━━ DATA SECTION

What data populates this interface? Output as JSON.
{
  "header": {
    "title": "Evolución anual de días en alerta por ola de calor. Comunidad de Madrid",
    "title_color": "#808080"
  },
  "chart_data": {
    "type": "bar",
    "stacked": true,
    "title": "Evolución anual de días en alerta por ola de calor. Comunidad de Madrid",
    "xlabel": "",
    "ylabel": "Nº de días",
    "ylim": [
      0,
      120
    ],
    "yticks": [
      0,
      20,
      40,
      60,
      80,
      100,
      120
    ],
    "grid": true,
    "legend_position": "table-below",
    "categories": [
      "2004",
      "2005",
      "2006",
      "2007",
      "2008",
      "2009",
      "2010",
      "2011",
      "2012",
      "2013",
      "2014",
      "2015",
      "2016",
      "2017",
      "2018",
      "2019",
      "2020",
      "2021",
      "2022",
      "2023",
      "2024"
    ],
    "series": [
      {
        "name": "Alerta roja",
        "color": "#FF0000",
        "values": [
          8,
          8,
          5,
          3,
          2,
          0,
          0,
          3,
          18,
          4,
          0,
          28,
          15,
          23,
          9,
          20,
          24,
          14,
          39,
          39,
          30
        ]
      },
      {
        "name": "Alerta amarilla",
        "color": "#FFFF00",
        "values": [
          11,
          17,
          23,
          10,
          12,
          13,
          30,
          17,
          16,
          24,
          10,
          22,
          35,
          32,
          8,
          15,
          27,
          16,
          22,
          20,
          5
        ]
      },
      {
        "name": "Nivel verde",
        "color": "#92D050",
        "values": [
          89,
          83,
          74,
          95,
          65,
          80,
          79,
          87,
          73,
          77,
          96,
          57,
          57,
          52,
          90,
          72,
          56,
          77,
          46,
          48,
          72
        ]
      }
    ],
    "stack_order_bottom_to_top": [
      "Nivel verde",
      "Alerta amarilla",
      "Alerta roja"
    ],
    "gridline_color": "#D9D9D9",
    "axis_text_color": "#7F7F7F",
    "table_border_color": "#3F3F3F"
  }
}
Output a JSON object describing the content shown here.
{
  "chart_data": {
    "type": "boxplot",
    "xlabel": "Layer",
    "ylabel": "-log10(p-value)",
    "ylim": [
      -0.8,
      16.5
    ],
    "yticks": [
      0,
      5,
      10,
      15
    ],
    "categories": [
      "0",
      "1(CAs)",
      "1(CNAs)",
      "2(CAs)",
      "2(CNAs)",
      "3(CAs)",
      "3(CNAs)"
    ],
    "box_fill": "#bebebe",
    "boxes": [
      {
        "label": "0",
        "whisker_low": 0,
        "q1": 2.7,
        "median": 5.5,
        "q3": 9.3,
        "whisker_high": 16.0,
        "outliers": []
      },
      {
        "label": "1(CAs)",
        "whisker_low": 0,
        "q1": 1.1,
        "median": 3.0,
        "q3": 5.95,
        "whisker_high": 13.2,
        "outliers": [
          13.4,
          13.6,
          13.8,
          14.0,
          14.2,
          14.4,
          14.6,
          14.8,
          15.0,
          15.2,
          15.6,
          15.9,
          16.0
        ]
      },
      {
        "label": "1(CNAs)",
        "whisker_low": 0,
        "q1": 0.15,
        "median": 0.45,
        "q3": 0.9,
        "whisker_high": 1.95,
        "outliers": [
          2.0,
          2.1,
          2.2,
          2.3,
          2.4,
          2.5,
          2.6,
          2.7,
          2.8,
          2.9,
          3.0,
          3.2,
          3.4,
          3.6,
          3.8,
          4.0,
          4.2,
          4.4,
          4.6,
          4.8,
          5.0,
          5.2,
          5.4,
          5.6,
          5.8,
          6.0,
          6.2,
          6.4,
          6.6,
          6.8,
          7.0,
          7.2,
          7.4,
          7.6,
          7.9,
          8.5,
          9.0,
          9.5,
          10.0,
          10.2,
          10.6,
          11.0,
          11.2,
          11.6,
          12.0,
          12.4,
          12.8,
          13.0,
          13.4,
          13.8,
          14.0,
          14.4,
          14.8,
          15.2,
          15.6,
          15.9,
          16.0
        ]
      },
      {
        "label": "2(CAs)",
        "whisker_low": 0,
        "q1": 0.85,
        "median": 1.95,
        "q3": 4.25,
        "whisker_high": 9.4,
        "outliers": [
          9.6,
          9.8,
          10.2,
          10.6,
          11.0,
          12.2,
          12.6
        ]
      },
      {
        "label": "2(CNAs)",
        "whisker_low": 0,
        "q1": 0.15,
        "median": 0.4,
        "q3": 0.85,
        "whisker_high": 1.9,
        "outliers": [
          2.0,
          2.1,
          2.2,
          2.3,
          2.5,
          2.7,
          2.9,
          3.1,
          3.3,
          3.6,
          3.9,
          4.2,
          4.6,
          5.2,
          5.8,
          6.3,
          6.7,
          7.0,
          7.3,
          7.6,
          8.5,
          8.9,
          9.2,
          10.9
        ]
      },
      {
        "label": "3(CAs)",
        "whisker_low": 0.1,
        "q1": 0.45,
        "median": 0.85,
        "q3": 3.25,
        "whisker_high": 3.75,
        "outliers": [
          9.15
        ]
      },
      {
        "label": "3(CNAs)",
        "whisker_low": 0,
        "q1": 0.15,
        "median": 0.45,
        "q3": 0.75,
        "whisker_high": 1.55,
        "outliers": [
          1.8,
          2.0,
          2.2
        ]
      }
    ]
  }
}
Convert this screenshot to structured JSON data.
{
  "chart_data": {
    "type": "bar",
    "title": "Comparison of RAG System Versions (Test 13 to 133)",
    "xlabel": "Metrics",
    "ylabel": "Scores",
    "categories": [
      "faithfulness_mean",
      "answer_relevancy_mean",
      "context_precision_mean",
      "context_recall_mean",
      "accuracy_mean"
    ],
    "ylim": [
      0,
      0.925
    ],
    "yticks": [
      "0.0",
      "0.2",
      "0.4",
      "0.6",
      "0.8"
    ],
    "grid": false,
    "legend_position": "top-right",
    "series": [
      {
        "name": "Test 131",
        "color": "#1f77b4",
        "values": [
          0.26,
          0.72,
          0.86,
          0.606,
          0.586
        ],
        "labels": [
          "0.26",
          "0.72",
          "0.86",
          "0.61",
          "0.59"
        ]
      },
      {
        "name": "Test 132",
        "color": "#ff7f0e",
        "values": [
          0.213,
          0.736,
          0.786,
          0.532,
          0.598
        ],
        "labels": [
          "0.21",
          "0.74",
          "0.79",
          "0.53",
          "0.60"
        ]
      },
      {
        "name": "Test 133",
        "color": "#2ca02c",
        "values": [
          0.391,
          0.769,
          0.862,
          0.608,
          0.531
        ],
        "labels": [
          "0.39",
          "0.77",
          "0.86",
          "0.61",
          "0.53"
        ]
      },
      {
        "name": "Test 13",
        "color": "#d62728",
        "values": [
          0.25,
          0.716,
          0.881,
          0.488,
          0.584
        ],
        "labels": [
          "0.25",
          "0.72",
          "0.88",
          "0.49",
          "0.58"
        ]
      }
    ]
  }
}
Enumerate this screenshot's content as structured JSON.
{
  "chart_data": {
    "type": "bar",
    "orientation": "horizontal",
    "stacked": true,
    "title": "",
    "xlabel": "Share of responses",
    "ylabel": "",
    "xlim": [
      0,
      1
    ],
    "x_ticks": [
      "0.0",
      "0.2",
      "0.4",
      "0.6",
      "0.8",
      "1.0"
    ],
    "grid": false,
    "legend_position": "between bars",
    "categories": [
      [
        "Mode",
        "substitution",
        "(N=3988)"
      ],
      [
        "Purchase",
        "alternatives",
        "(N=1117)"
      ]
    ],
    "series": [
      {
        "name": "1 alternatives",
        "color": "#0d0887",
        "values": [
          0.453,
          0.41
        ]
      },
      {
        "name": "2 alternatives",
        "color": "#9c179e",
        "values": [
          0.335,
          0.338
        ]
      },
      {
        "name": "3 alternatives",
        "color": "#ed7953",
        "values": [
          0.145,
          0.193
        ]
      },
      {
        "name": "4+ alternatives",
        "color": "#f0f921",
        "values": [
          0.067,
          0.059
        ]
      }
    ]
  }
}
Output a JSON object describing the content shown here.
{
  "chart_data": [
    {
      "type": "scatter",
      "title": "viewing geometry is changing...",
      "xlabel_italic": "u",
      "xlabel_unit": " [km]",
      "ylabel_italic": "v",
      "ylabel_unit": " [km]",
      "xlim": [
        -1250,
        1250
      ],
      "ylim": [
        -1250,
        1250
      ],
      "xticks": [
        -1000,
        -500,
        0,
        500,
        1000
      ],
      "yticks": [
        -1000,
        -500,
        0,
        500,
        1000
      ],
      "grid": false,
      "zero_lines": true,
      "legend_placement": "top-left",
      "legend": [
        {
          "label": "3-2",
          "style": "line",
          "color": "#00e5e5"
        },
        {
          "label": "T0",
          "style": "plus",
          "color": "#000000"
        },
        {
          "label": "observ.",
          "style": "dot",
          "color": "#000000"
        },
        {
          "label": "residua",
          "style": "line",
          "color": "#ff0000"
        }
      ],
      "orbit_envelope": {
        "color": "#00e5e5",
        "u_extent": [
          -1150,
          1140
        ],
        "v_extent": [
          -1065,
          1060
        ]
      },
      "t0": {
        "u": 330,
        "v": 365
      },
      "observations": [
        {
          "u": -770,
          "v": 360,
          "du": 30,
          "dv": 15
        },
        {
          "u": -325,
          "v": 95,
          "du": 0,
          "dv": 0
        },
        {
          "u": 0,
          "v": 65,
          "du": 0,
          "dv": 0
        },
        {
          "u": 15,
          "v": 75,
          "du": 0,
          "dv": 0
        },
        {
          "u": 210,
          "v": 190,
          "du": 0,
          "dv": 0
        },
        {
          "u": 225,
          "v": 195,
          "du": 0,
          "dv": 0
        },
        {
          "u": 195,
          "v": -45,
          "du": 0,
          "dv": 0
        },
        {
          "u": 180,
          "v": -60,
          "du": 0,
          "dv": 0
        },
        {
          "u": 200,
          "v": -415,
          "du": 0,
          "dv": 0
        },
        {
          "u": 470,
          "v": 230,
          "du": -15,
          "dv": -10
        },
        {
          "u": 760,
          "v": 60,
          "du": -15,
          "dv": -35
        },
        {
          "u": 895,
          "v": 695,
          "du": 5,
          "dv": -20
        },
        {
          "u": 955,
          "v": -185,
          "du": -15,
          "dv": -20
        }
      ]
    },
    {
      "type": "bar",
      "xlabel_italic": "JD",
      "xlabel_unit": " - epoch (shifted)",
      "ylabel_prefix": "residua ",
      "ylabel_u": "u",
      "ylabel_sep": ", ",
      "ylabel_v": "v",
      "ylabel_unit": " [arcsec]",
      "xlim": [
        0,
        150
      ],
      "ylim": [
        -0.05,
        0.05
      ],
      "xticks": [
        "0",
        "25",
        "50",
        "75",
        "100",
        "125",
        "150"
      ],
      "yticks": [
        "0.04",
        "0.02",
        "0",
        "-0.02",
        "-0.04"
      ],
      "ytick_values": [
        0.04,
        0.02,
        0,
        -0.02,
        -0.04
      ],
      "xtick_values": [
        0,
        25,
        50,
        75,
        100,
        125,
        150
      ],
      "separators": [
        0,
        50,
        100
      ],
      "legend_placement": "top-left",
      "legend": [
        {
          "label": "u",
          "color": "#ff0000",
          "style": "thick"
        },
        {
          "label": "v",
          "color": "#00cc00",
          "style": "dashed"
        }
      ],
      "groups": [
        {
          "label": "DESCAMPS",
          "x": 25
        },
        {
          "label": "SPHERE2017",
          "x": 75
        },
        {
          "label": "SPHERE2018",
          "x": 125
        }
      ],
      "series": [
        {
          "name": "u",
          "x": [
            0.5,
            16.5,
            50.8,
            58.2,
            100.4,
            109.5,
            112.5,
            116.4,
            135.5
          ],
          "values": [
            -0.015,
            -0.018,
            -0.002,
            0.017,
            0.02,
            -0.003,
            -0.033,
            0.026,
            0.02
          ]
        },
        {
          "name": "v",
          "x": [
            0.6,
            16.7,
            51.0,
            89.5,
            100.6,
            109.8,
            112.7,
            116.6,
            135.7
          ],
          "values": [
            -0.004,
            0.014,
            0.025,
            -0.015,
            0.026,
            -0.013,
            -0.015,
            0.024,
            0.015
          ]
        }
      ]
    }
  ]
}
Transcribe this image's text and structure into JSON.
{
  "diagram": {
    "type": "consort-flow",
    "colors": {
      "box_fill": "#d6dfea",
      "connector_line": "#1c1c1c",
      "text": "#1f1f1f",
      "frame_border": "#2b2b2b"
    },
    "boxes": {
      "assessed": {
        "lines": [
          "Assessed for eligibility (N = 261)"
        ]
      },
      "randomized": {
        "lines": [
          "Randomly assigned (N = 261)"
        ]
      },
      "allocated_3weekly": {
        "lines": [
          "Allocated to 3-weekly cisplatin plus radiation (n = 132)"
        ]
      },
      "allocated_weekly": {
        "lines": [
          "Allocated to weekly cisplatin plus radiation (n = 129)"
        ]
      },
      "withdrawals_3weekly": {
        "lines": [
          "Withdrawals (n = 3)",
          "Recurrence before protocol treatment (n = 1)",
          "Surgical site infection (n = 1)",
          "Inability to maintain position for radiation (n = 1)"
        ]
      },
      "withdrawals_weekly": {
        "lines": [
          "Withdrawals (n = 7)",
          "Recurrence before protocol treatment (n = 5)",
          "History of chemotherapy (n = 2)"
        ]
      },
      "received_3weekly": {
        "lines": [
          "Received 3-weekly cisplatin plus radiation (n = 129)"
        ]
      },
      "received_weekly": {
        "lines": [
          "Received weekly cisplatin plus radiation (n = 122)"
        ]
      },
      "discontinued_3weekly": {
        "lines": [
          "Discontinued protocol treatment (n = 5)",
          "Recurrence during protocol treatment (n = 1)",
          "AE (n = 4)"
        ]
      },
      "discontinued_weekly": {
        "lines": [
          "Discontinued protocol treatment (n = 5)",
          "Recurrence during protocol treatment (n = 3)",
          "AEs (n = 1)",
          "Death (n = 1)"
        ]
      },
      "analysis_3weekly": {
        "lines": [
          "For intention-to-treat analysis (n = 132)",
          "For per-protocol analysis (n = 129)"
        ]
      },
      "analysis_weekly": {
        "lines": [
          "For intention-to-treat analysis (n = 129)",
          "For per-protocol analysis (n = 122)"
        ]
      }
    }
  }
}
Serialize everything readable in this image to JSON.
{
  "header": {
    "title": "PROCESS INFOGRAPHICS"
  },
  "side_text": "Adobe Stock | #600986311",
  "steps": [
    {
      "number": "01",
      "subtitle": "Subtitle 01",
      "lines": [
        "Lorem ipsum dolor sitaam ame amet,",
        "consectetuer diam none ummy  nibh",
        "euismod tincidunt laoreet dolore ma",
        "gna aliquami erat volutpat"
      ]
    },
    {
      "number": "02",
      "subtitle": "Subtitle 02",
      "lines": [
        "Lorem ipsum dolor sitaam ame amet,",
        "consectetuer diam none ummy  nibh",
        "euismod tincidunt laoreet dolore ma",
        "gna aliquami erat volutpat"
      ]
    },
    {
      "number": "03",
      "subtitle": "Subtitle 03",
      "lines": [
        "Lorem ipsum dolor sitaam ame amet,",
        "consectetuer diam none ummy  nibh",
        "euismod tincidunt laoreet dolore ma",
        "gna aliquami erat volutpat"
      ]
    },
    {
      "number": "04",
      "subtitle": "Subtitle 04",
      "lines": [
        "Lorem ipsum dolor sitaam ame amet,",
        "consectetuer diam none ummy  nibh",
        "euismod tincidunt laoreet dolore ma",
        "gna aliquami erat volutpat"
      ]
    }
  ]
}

━━━━

WRITTEN TASK:
Look through the data and show every line containing "style".

WRITTEN ANSWER:
          "style": "line",
          "style": "plus",
          "style": "dot",
          "style": "line",
          "style": "thick"
          "style": "dashed"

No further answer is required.